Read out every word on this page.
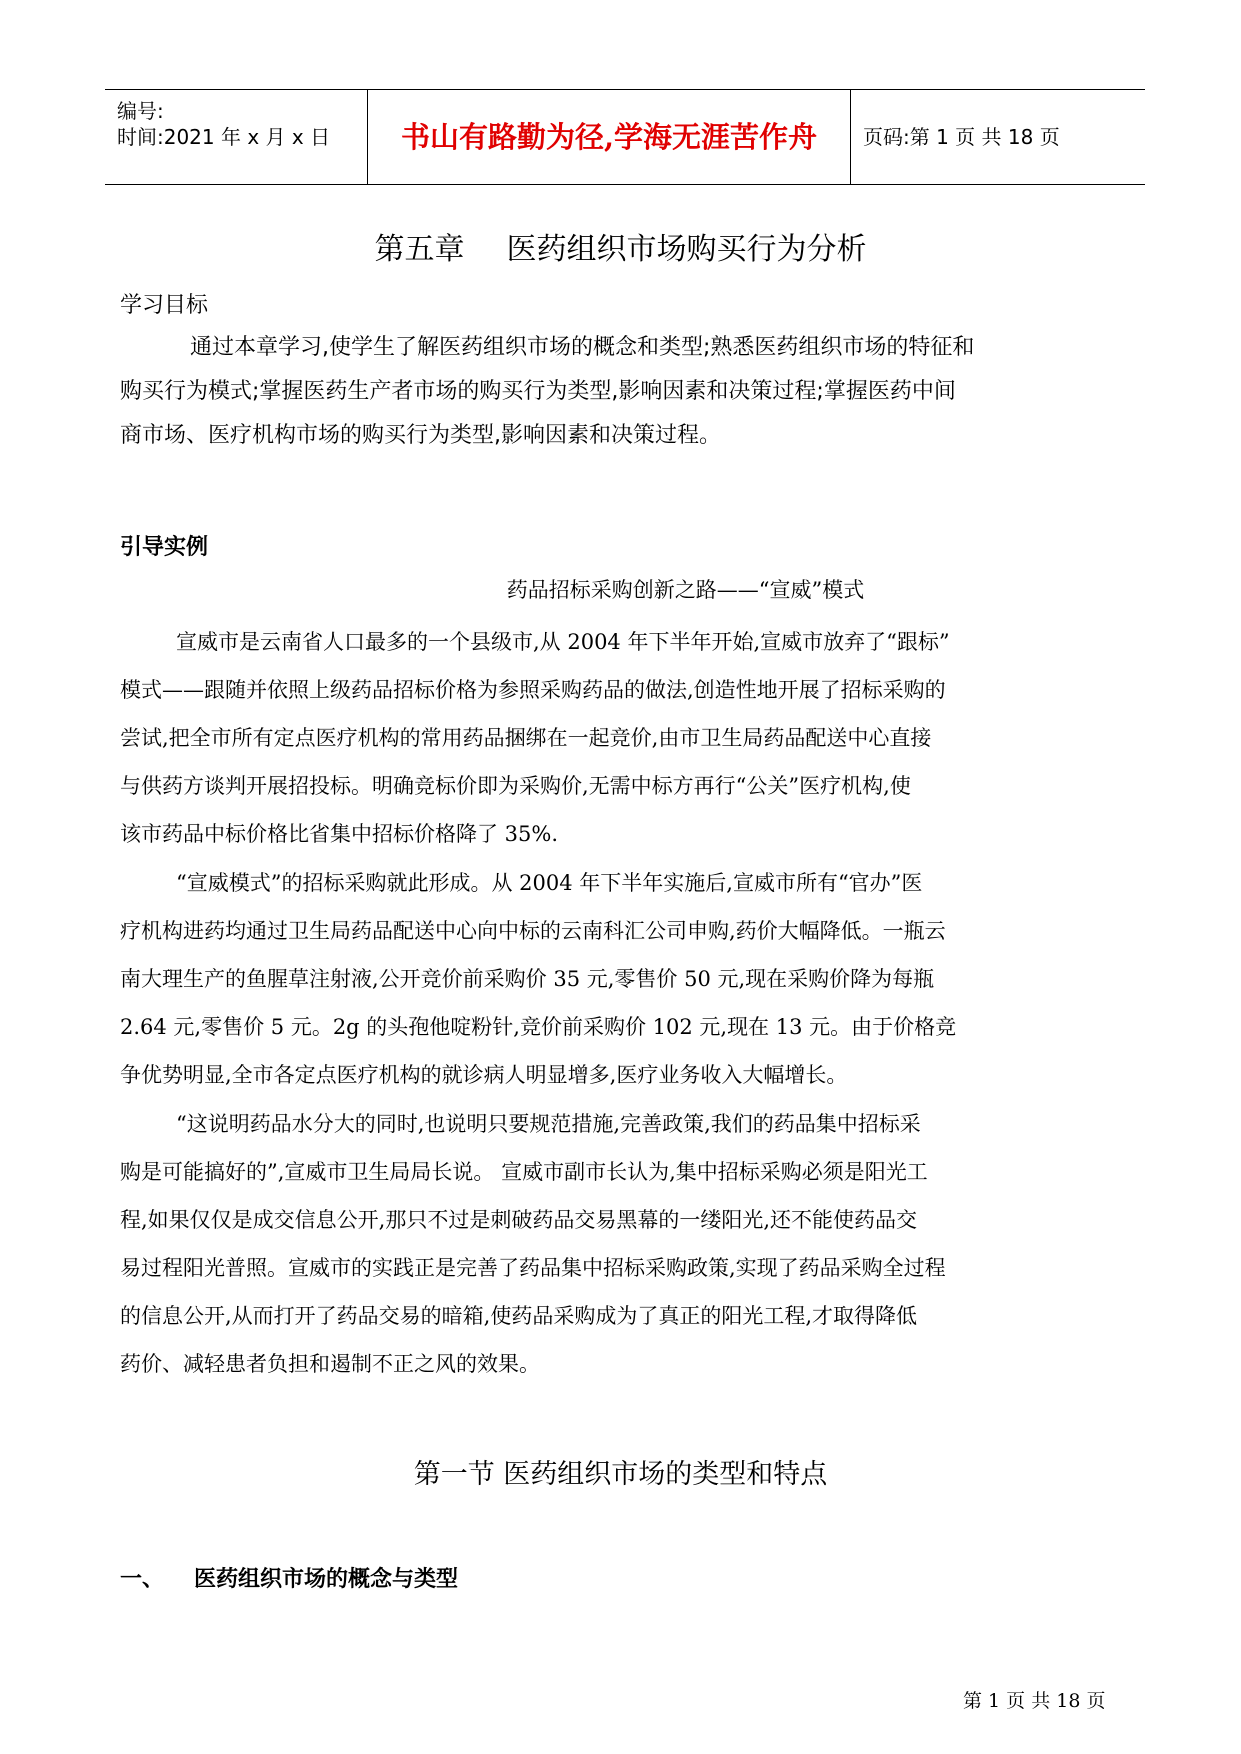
编号:
时间:2021 年 x 月 x 日	书山有路勤为径,学海无涯苦作舟	页码:第 1 页 共 18 页
第五章 医药组织市场购买行为分析
学习目标
通过本章学习,使学生了解医药组织市场的概念和类型;熟悉医药组织市场的特征和
购买行为模式;掌握医药生产者市场的购买行为类型,影响因素和决策过程;掌握医药中间
商市场、医疗机构市场的购买行为类型,影响因素和决策过程。
引导实例
药品招标采购创新之路——“宣威”模式
宣威市是云南省人口最多的一个县级市,从 2004 年下半年开始,宣威市放弃了“跟标”
模式——跟随并依照上级药品招标价格为参照采购药品的做法,创造性地开展了招标采购的
尝试,把全市所有定点医疗机构的常用药品捆绑在一起竞价,由市卫生局药品配送中心直接
与供药方谈判开展招投标。明确竞标价即为采购价,无需中标方再行“公关”医疗机构,使
该市药品中标价格比省集中招标价格降了 35%.
“宣威模式”的招标采购就此形成。从 2004 年下半年实施后,宣威市所有“官办”医
疗机构进药均通过卫生局药品配送中心向中标的云南科汇公司申购,药价大幅降低。一瓶云
南大理生产的鱼腥草注射液,公开竞价前采购价 35 元,零售价 50 元,现在采购价降为每瓶
2.64 元,零售价 5 元。2g 的头孢他啶粉针,竞价前采购价 102 元,现在 13 元。由于价格竞
争优势明显,全市各定点医疗机构的就诊病人明显增多,医疗业务收入大幅增长。
“这说明药品水分大的同时,也说明只要规范措施,完善政策,我们的药品集中招标采
购是可能搞好的”,宣威市卫生局局长说。 宣威市副市长认为,集中招标采购必须是阳光工
程,如果仅仅是成交信息公开,那只不过是刺破药品交易黑幕的一缕阳光,还不能使药品交
易过程阳光普照。宣威市的实践正是完善了药品集中招标采购政策,实现了药品采购全过程
的信息公开,从而打开了药品交易的暗箱,使药品采购成为了真正的阳光工程,才取得降低
药价、减轻患者负担和遏制不正之风的效果。
第一节 医药组织市场的类型和特点
一、 医药组织市场的概念与类型
第 1 页 共 18 页
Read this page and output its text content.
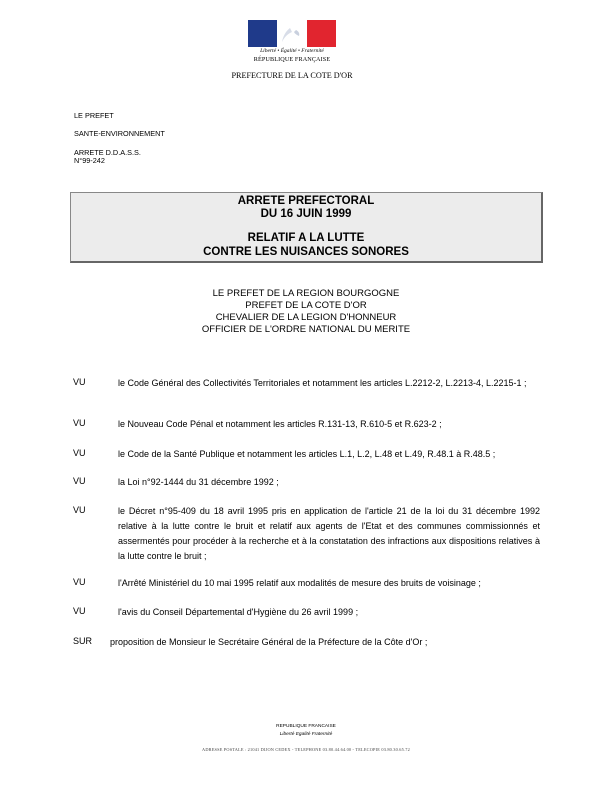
Liberté • Égalité • Fraternité
RÉPUBLIQUE FRANÇAISE
PREFECTURE DE LA COTE D'OR
LE PREFET
SANTE-ENVIRONNEMENT
ARRETE D.D.A.S.S.
N°99-242
ARRETE PREFECTORAL
DU 16 JUIN 1999
RELATIF A LA LUTTE
CONTRE LES NUISANCES SONORES
LE PREFET DE LA REGION BOURGOGNE
PREFET DE LA COTE D'OR
CHEVALIER DE LA LEGION D'HONNEUR
OFFICIER DE L'ORDRE NATIONAL DU MERITE
VU	le Code Général des Collectivités Territoriales et notamment les articles L.2212-2, L.2213-4, L.2215-1 ;
VU	le Nouveau Code Pénal et notamment les articles R.131-13, R.610-5 et R.623-2 ;
VU	le Code de la Santé Publique et notamment les articles L.1, L.2, L.48 et L.49, R.48.1 à R.48.5 ;
VU	la Loi n°92-1444 du 31 décembre 1992 ;
VU	le Décret n°95-409 du 18 avril 1995 pris en application de l'article 21 de la loi du 31 décembre 1992 relative à la lutte contre le bruit et relatif aux agents de l'Etat et des communes commissionnés et assermentés pour procéder à la recherche et à la constatation des infractions aux dispositions relatives à la lutte contre le bruit ;
VU	l'Arrêté Ministériel du 10 mai 1995 relatif aux modalités de mesure des bruits de voisinage ;
VU	l'avis du Conseil Départemental d'Hygiène du 26 avril 1999 ;
SUR proposition de Monsieur le Secrétaire Général de la Préfecture de la Côte d'Or ;
REPUBLIQUE FRANCAISE
Liberté Egalité Fraternité
ADRESSE POSTALE : 21041 DIJON CEDEX - TELEPHONE 03.80.44.64.00 - TELECOPIE 03.80.30.65.72
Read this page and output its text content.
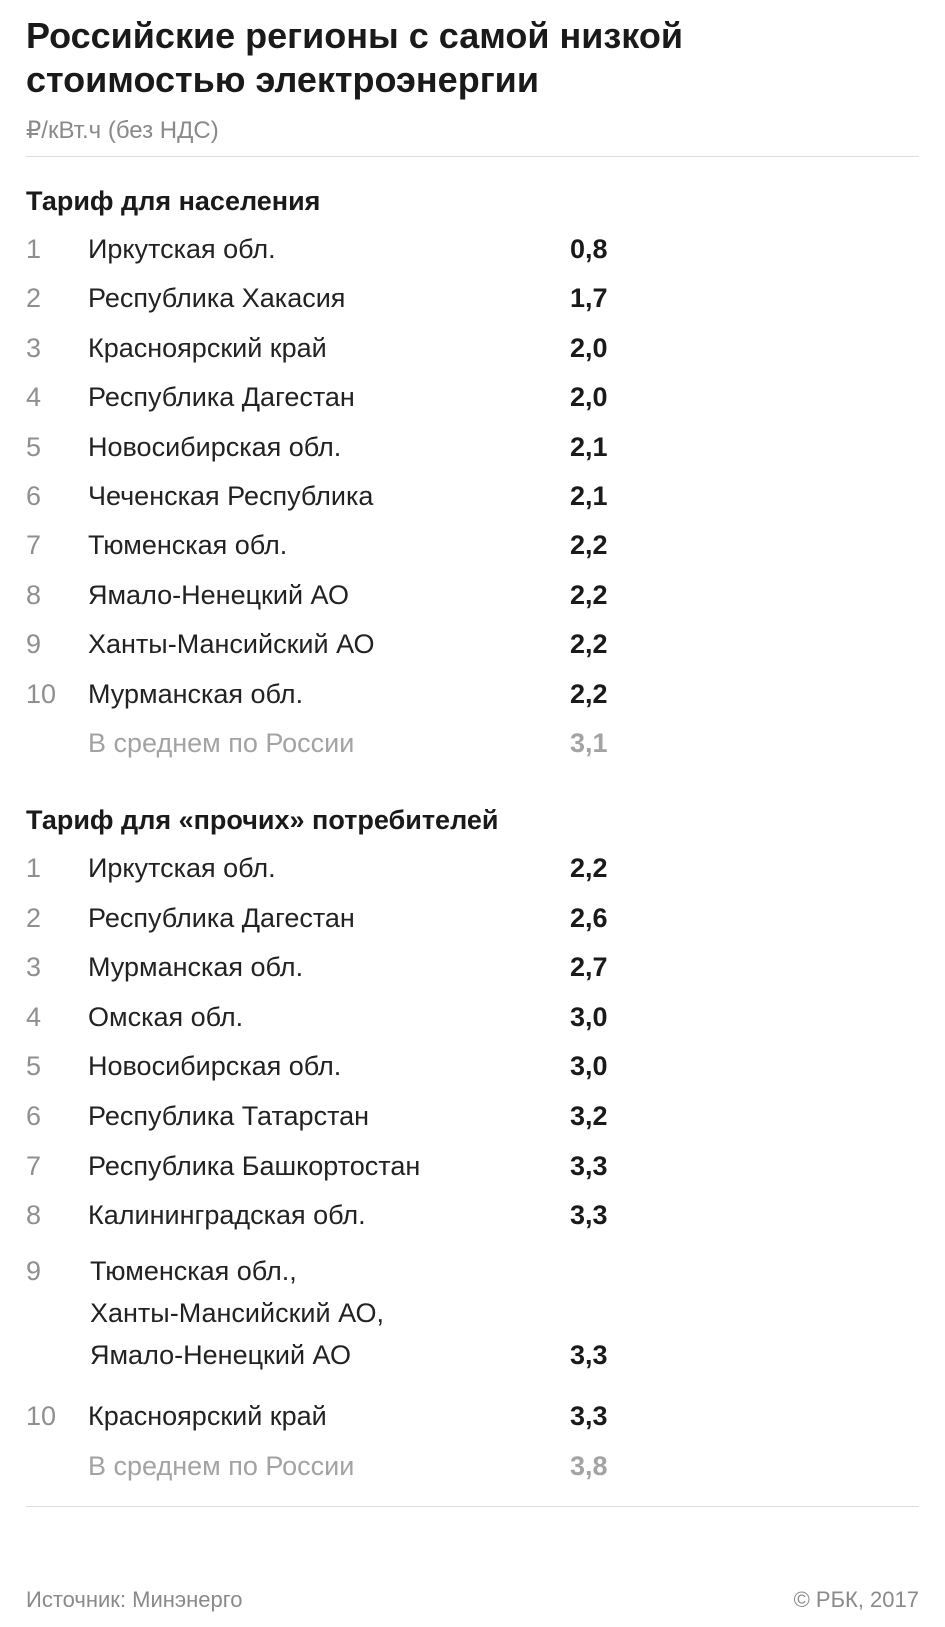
Российские регионы с самой низкой стоимостью электроэнергии
₽/кВт.ч (без НДС)
Тариф для населения
1 Иркутская обл.	0,8
2 Республика Хакасия	1,7
3 Красноярский край	2,0
4 Республика Дагестан	2,0
5 Новосибирская обл.	2,1
6 Чеченская Республика	2,1
7 Тюменская обл.	2,2
8 Ямало-Ненецкий АО	2,2
9 Ханты-Мансийский АО	2,2
10 Мурманская обл.	2,2
В среднем по России	3,1
Тариф для «прочих» потребителей
1 Иркутская обл.	2,2
2 Республика Дагестан	2,6
3 Мурманская обл.	2,7
4 Омская обл.	3,0
5 Новосибирская обл.	3,0
6 Республика Татарстан	3,2
7 Республика Башкортостан	3,3
8 Калининградская обл.	3,3
9 Тюменская обл.,
Ханты-Мансийский АО,
Ямало-Ненецкий АО	3,3
10 Красноярский край	3,3
В среднем по России	3,8
Источник: Минэнерго	© РБК, 2017
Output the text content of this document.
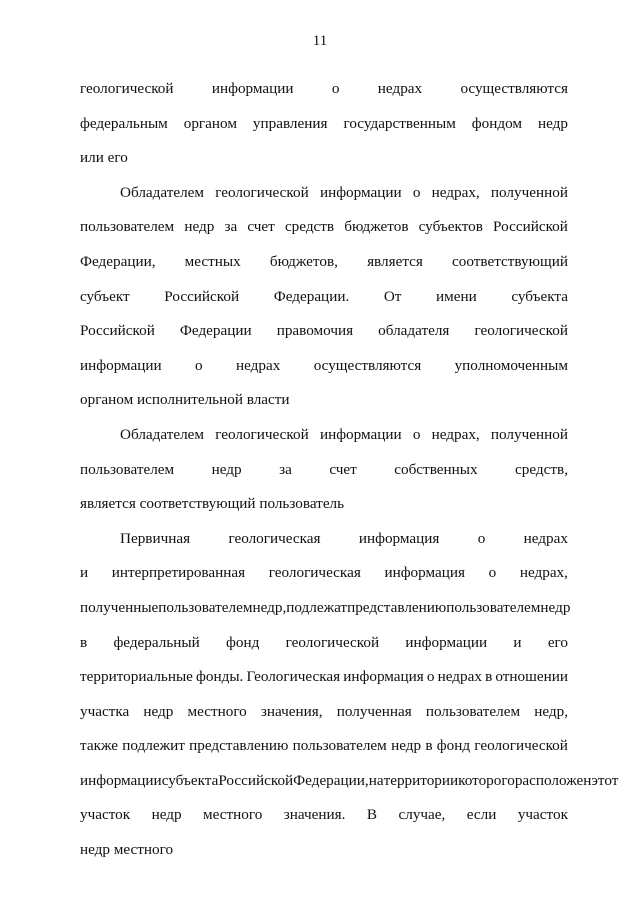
11

геологической	информации	о	недрах	осуществляются
федеральным органом управления государственным фондом недр
или его

Обладателем геологической информации о недрах, полученной
пользователем недр за счет средств бюджетов субъектов Российской
Федерации, местных бюджетов, является соответствующий
субъект Российской Федерации. От имени субъекта
Российской Федерации правомочия обладателя геологической
информации о недрах осуществляются уполномоченным
органом исполнительной власти

Обладателем геологической информации о недрах, полученной
пользователем недр за счет собственных средств,
является соответствующий пользователь

Первичная	геологическая	информация	о	недрах
и интерпретированная геологическая информация о недрах,
полученные пользователем недр, подлежат представлению пользователем недр
в федеральный фонд геологической информации и его
территориальные фонды. Геологическая информация о недрах в отношении
участка недр местного значения, полученная пользователем недр,
также подлежит представлению пользователем недр в фонд геологической
информации субъекта Российской Федерации, на территории которого расположен этот
участок недр местного значения. В случае, если участок
недр местного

§ **GIVEN TASK**: Do not include the pictures. Quote only the lines from the line with "Output the text content of this document." through the end of the material, both ends included, exactly.

§ **RESPONSE TO THIS TASK**:
Output the text content of this document.
11

геологической	информации	о	недрах	осуществляются
федеральным органом управления государственным фондом недр
или его

Обладателем геологической информации о недрах, полученной
пользователем недр за счет средств бюджетов субъектов Российской
Федерации, местных бюджетов, является соответствующий
субъект Российской Федерации. От имени субъекта
Российской Федерации правомочия обладателя геологической
информации о недрах осуществляются уполномоченным
органом исполнительной власти

Обладателем геологической информации о недрах, полученной
пользователем недр за счет собственных средств,
является соответствующий пользователь

Первичная	геологическая	информация	о	недрах
и интерпретированная геологическая информация о недрах,
полученные пользователем недр, подлежат представлению пользователем недр
в федеральный фонд геологической информации и его
территориальные фонды. Геологическая информация о недрах в отношении
участка недр местного значения, полученная пользователем недр,
также подлежит представлению пользователем недр в фонд геологической
информации субъекта Российской Федерации, на территории которого расположен этот
участок недр местного значения. В случае, если участок
недр местного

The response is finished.